• _Short task_
Exact reproduction is required for all entries.

• _Data provided_

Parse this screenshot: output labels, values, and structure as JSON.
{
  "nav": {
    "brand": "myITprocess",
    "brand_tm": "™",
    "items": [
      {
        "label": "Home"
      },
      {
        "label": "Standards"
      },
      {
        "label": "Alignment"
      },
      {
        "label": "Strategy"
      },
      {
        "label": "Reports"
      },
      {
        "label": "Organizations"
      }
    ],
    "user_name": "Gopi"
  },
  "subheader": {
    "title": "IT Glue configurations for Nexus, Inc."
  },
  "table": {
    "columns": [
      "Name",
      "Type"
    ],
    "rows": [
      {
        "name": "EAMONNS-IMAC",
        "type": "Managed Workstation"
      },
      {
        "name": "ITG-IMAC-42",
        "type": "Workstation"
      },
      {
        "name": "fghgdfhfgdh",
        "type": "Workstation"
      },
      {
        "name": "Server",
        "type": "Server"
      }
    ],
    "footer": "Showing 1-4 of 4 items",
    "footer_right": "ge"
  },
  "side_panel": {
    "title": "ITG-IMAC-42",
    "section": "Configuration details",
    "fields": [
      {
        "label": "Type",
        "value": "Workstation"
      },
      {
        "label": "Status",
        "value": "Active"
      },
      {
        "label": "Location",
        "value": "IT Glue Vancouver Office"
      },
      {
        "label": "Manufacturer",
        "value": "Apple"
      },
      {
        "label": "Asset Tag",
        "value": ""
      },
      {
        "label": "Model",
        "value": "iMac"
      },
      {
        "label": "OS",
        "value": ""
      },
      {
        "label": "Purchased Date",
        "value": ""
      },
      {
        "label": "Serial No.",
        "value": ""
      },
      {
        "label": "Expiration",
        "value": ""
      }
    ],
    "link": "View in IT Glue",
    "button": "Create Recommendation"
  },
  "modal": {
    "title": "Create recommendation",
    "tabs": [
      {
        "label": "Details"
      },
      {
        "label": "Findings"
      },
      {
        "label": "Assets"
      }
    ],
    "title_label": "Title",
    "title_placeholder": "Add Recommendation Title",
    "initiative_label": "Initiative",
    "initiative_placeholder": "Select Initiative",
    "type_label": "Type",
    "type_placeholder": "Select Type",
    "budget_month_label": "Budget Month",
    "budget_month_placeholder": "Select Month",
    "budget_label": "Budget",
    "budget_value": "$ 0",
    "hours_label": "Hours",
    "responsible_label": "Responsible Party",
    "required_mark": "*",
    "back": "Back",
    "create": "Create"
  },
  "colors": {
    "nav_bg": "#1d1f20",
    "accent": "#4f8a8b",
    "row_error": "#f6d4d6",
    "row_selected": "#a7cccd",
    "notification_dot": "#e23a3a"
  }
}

• _Exercise answer_
Parse this screenshot: output labels, values, and structure as JSON.
{
  "nav": {
    "brand": "myITprocess",
    "brand_tm": "™",
    "items": [
      {
        "label": "Home"
      },
      {
        "label": "Standards"
      },
      {
        "label": "Alignment"
      },
      {
        "label": "Strategy"
      },
      {
        "label": "Reports"
      },
      {
        "label": "Organizations"
      }
    ],
    "user_name": "Gopi"
  },
  "subheader": {
    "title": "IT Glue configurations for Nexus, Inc."
  },
  "table": {
    "columns": [
      "Name",
      "Type"
    ],
    "rows": [
      {
        "name": "EAMONNS-IMAC",
        "type": "Managed Workstation"
      },
      {
        "name": "ITG-IMAC-42",
        "type": "Workstation"
      },
      {
        "name": "fghgdfhfgdh",
        "type": "Workstation"
      },
      {
        "name": "Server",
        "type": "Server"
      }
    ],
    "footer": "Showing 1-4 of 4 items",
    "footer_right": "ge"
  },
  "side_panel": {
    "title": "ITG-IMAC-42",
    "section": "Configuration details",
    "fields": [
      {
        "label": "Type",
        "value": "Workstation"
      },
      {
        "label": "Status",
        "value": "Active"
      },
      {
        "label": "Location",
        "value": "IT Glue Vancouver Office"
      },
      {
        "label": "Manufacturer",
        "value": "Apple"
      },
      {
        "label": "Asset Tag",
        "value": ""
      },
      {
        "label": "Model",
        "value": "iMac"
      },
      {
        "label": "OS",
        "value": ""
      },
      {
        "label": "Purchased Date",
        "value": ""
      },
      {
        "label": "Serial No.",
        "value": ""
      },
      {
        "label": "Expiration",
        "value": ""
      }
    ],
    "link": "View in IT Glue",
    "button": "Create Recommendation"
  },
  "modal": {
    "title": "Create recommendation",
    "tabs": [
      {
        "label": "Details"
      },
      {
        "label": "Findings"
      },
      {
        "label": "Assets"
      }
    ],
    "title_label": "Title",
    "title_placeholder": "Add Recommendation Title",
    "initiative_label": "Initiative",
    "initiative_placeholder": "Select Initiative",
    "type_label": "Type",
    "type_placeholder": "Select Type",
    "budget_month_label": "Budget Month",
    "budget_month_placeholder": "Select Month",
    "budget_label": "Budget",
    "budget_value": "$ 0",
    "hours_label": "Hours",
    "responsible_label": "Responsible Party",
    "required_mark": "*",
    "back": "Back",
    "create": "Create"
  },
  "colors": {
    "nav_bg": "#1d1f20",
    "accent": "#4f8a8b",
    "row_error": "#f6d4d6",
    "row_selected": "#a7cccd",
    "notification_dot": "#e23a3a"
  }
}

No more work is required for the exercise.